--- start ---
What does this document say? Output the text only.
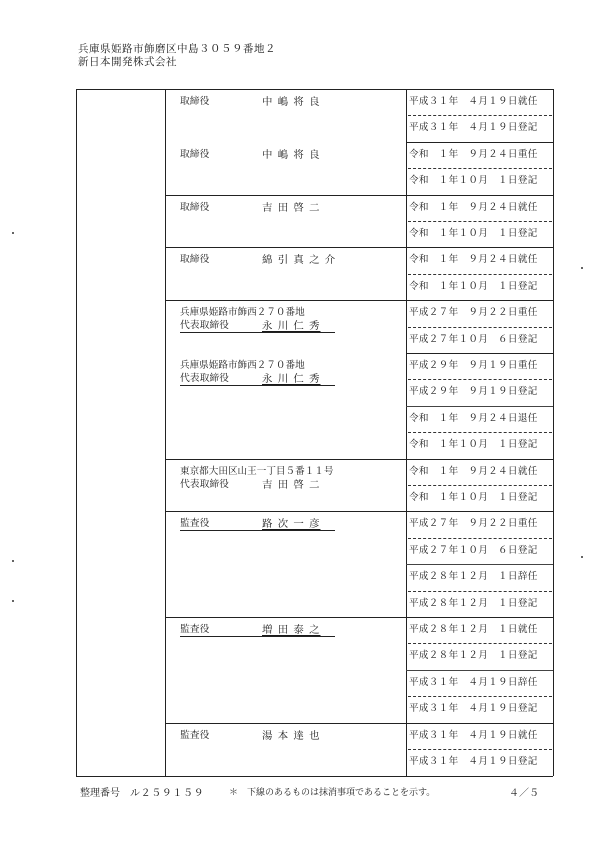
兵庫県姫路市飾磨区中島３０５９番地２
新日本開発株式会社
取締役	中 嶋 将 良	平成３１年　４月１９日就任
平成３１年　４月１９日登記
取締役	中 嶋 将 良	令和　１年　９月２４日重任
令和　１年１０月　１日登記
取締役	吉 田 啓 二	令和　１年　９月２４日就任
令和　１年１０月　１日登記
取締役	綿 引 真 之 介	令和　１年　９月２４日就任
令和　１年１０月　１日登記
兵庫県姫路市飾西２７０番地
代表取締役	永 川 仁 秀
平成２７年　９月２２日重任
平成２７年１０月　６日登記
兵庫県姫路市飾西２７０番地
代表取締役	永 川 仁 秀
平成２９年　９月１９日重任
平成２９年　９月１９日登記
令和　１年　９月２４日退任
令和　１年１０月　１日登記
東京都大田区山王一丁目５番１１号
代表取締役	吉 田 啓 二
令和　１年　９月２４日就任
令和　１年１０月　１日登記
監査役	路 次 一 彦	平成２７年　９月２２日重任
平成２７年１０月　６日登記
平成２８年１２月　１日辞任
平成２８年１２月　１日登記
監査役	増 田 泰 之	平成２８年１２月　１日就任
平成２８年１２月　１日登記
平成３１年　４月１９日辞任
平成３１年　４月１９日登記
監査役	湯 本 達 也	平成３１年　４月１９日就任
平成３１年　４月１９日登記
整理番号 ル２５９１５９	＊　下線のあるものは抹消事項であることを示す。	４／５
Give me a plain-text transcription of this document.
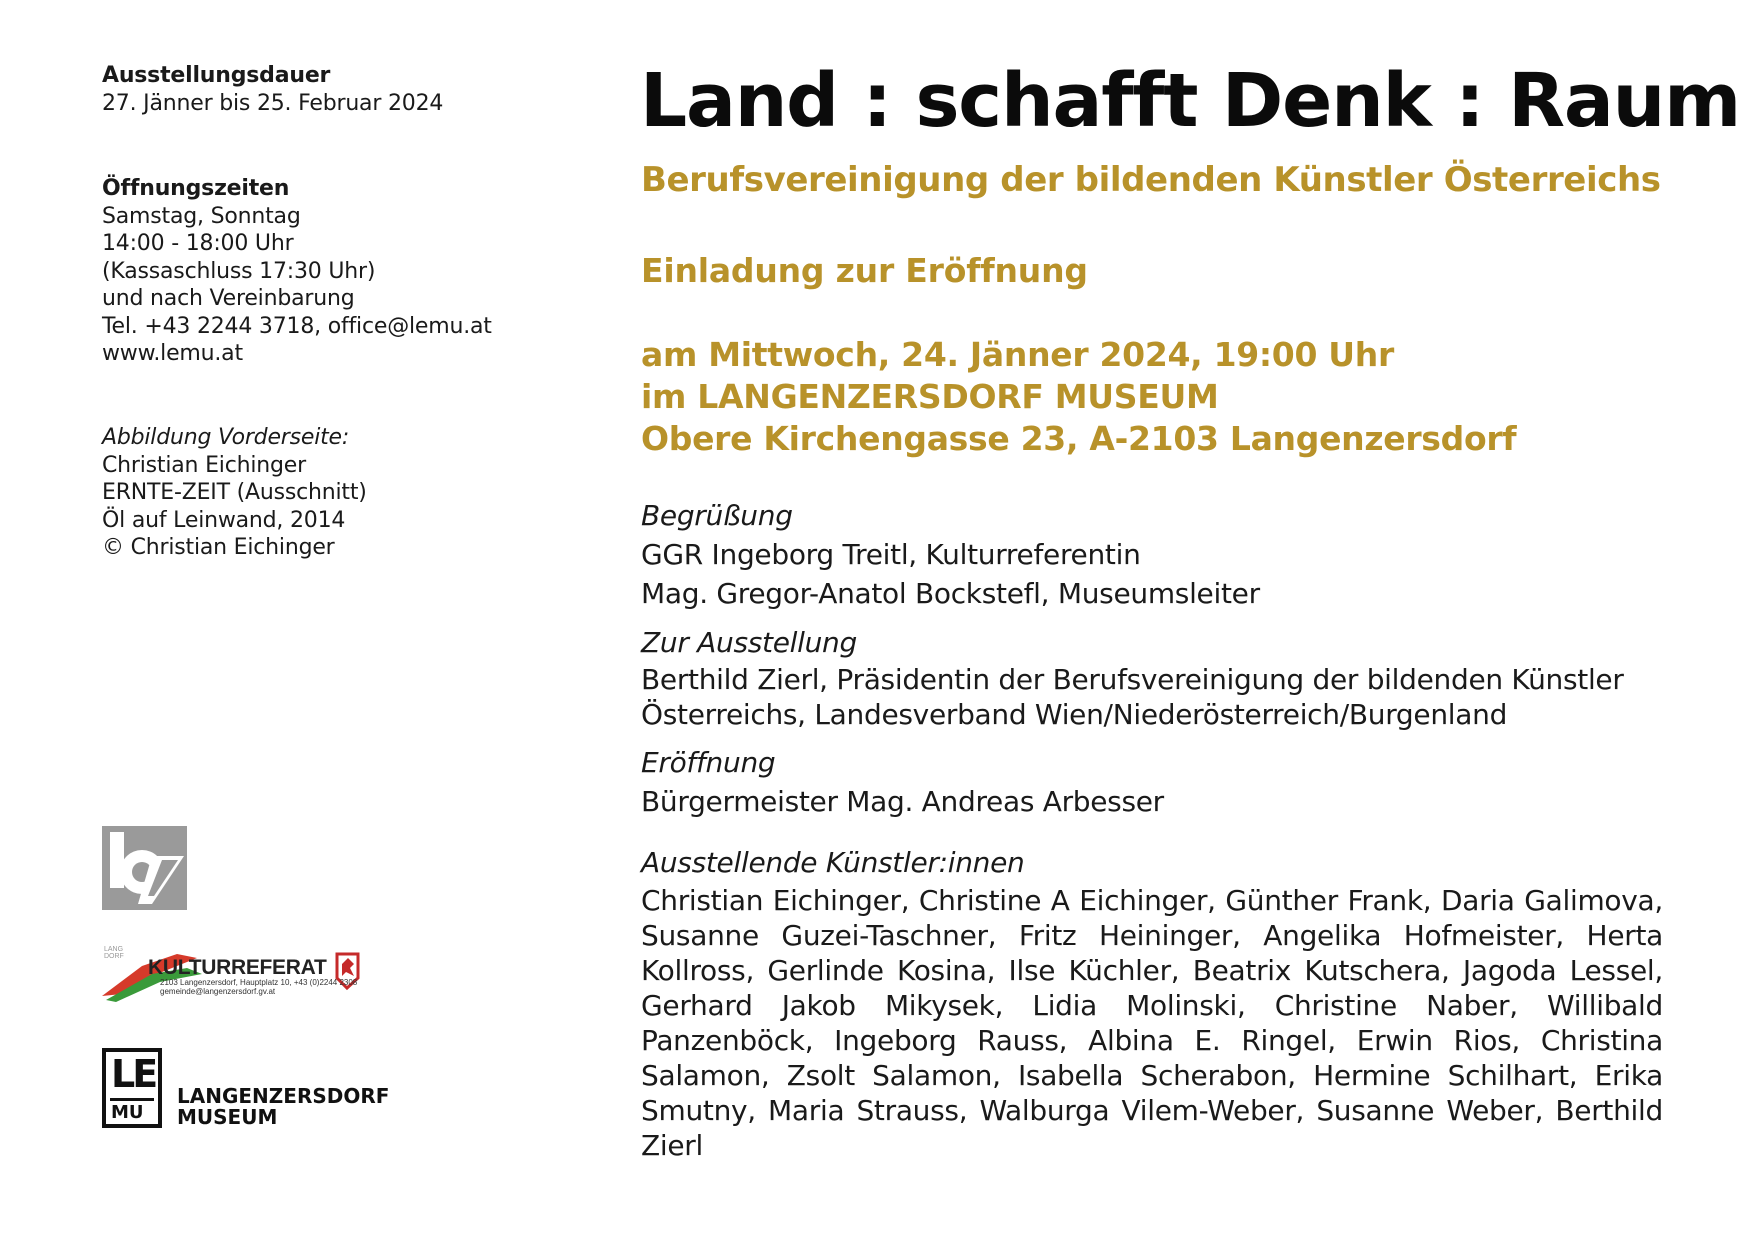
Ausstellungsdauer
27. Jänner bis 25. Februar 2024
Öffnungszeiten
Samstag, Sonntag
14:00 - 18:00 Uhr
(Kassaschluss 17:30 Uhr)
und nach Vereinbarung
Tel. +43 2244 3718, office@lemu.at
www.lemu.at
Abbildung Vorderseite:
Christian Eichinger
ERNTE-ZEIT (Ausschnitt)
Öl auf Leinwand, 2014
© Christian Eichinger
LANG DORF KULTURREFERAT
2103 Langenzersdorf, Hauptplatz 10, +43 (0)2244 2308
gemeinde@langenzersdorf.gv.at
LE
MU
LANGENZERSDORF
MUSEUM
Land : schafft Denk : Raum
Berufsvereinigung der bildenden Künstler Österreichs
Einladung zur Eröffnung
am Mittwoch, 24. Jänner 2024, 19:00 Uhr
im LANGENZERSDORF MUSEUM
Obere Kirchengasse 23, A-2103 Langenzersdorf
Begrüßung
GGR Ingeborg Treitl, Kulturreferentin
Mag. Gregor-Anatol Bockstefl, Museumsleiter
Zur Ausstellung
Berthild Zierl, Präsidentin der Berufsvereinigung der bildenden Künstler
Österreichs, Landesverband Wien/Niederösterreich/Burgenland
Eröffnung
Bürgermeister Mag. Andreas Arbesser
Ausstellende Künstler:innen
Christian Eichinger, Christine A Eichinger, Günther Frank, Daria Galimova, Susanne Guzei-Taschner, Fritz Heininger, Angelika Hofmeister, Herta Kollross, Gerlinde Kosina, Ilse Küchler, Beatrix Kutschera, Jagoda Lessel, Gerhard Jakob Mikysek, Lidia Molinski, Christine Naber, Willibald Panzenböck, Ingeborg Rauss, Albina E. Ringel, Erwin Rios, Christina Salamon, Zsolt Salamon, Isabella Scherabon, Hermine Schilhart, Erika Smutny, Maria Strauss, Walburga Vilem-Weber, Susanne Weber, Berthild Zierl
--- end ---
Exercise prompt — Look through the material above and work out how many of its lines contain "bildenden". State the number only.

Problem solution — 2